Exercise task - Send each entry back exactly as given, pictures excluded.

Dataset records on visual material -
-*-*-

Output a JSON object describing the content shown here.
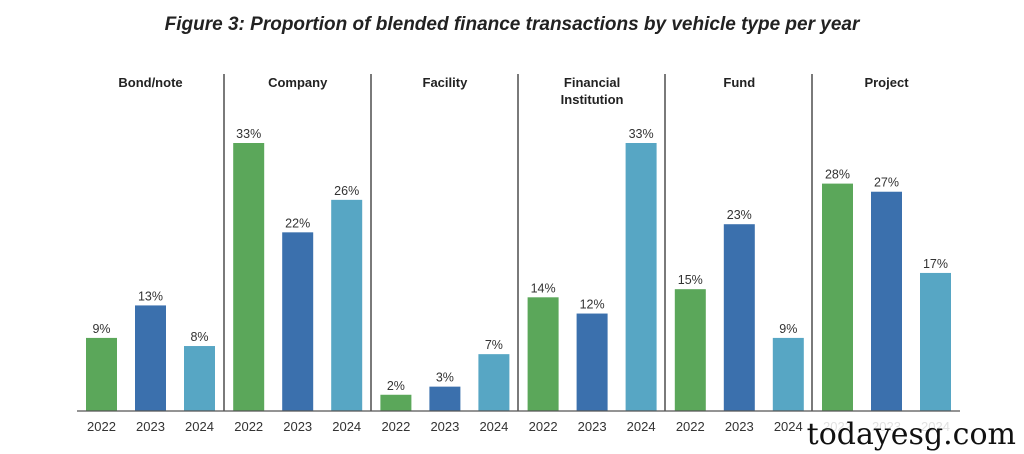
{
  "chart_data": {
    "type": "bar",
    "title": "Figure 3: Proportion of blended finance transactions by vehicle type per year",
    "xlabel": "",
    "ylabel": "",
    "ylim": [
      0,
      35
    ],
    "grid": false,
    "series_colors": {
      "2022": "#5ba75a",
      "2023": "#3b70ad",
      "2024": "#57a6c4"
    },
    "panels": [
      {
        "name": "Bond/note",
        "categories": [
          "2022",
          "2023",
          "2024"
        ],
        "values": [
          9,
          13,
          8
        ],
        "labels": [
          "9%",
          "13%",
          "8%"
        ]
      },
      {
        "name": "Company",
        "categories": [
          "2022",
          "2023",
          "2024"
        ],
        "values": [
          33,
          22,
          26
        ],
        "labels": [
          "33%",
          "22%",
          "26%"
        ]
      },
      {
        "name": "Facility",
        "categories": [
          "2022",
          "2023",
          "2024"
        ],
        "values": [
          2,
          3,
          7
        ],
        "labels": [
          "2%",
          "3%",
          "7%"
        ]
      },
      {
        "name": "Financial Institution",
        "title_lines": [
          "Financial",
          "Institution"
        ],
        "categories": [
          "2022",
          "2023",
          "2024"
        ],
        "values": [
          14,
          12,
          33
        ],
        "labels": [
          "14%",
          "12%",
          "33%"
        ]
      },
      {
        "name": "Fund",
        "categories": [
          "2022",
          "2023",
          "2024"
        ],
        "values": [
          15,
          23,
          9
        ],
        "labels": [
          "15%",
          "23%",
          "9%"
        ]
      },
      {
        "name": "Project",
        "categories": [
          "2022",
          "2023",
          "2024"
        ],
        "values": [
          28,
          27,
          17
        ],
        "labels": [
          "28%",
          "27%",
          "17%"
        ]
      }
    ]
  },
  "watermark": "todayesg.com"
}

-*-*-

Response to the task -
Output a JSON object describing the content shown here.
{
  "chart_data": {
    "type": "bar",
    "title": "Figure 3: Proportion of blended finance transactions by vehicle type per year",
    "xlabel": "",
    "ylabel": "",
    "ylim": [
      0,
      35
    ],
    "grid": false,
    "series_colors": {
      "2022": "#5ba75a",
      "2023": "#3b70ad",
      "2024": "#57a6c4"
    },
    "panels": [
      {
        "name": "Bond/note",
        "categories": [
          "2022",
          "2023",
          "2024"
        ],
        "values": [
          9,
          13,
          8
        ],
        "labels": [
          "9%",
          "13%",
          "8%"
        ]
      },
      {
        "name": "Company",
        "categories": [
          "2022",
          "2023",
          "2024"
        ],
        "values": [
          33,
          22,
          26
        ],
        "labels": [
          "33%",
          "22%",
          "26%"
        ]
      },
      {
        "name": "Facility",
        "categories": [
          "2022",
          "2023",
          "2024"
        ],
        "values": [
          2,
          3,
          7
        ],
        "labels": [
          "2%",
          "3%",
          "7%"
        ]
      },
      {
        "name": "Financial Institution",
        "title_lines": [
          "Financial",
          "Institution"
        ],
        "categories": [
          "2022",
          "2023",
          "2024"
        ],
        "values": [
          14,
          12,
          33
        ],
        "labels": [
          "14%",
          "12%",
          "33%"
        ]
      },
      {
        "name": "Fund",
        "categories": [
          "2022",
          "2023",
          "2024"
        ],
        "values": [
          15,
          23,
          9
        ],
        "labels": [
          "15%",
          "23%",
          "9%"
        ]
      },
      {
        "name": "Project",
        "categories": [
          "2022",
          "2023",
          "2024"
        ],
        "values": [
          28,
          27,
          17
        ],
        "labels": [
          "28%",
          "27%",
          "17%"
        ]
      }
    ]
  },
  "watermark": "todayesg.com"
}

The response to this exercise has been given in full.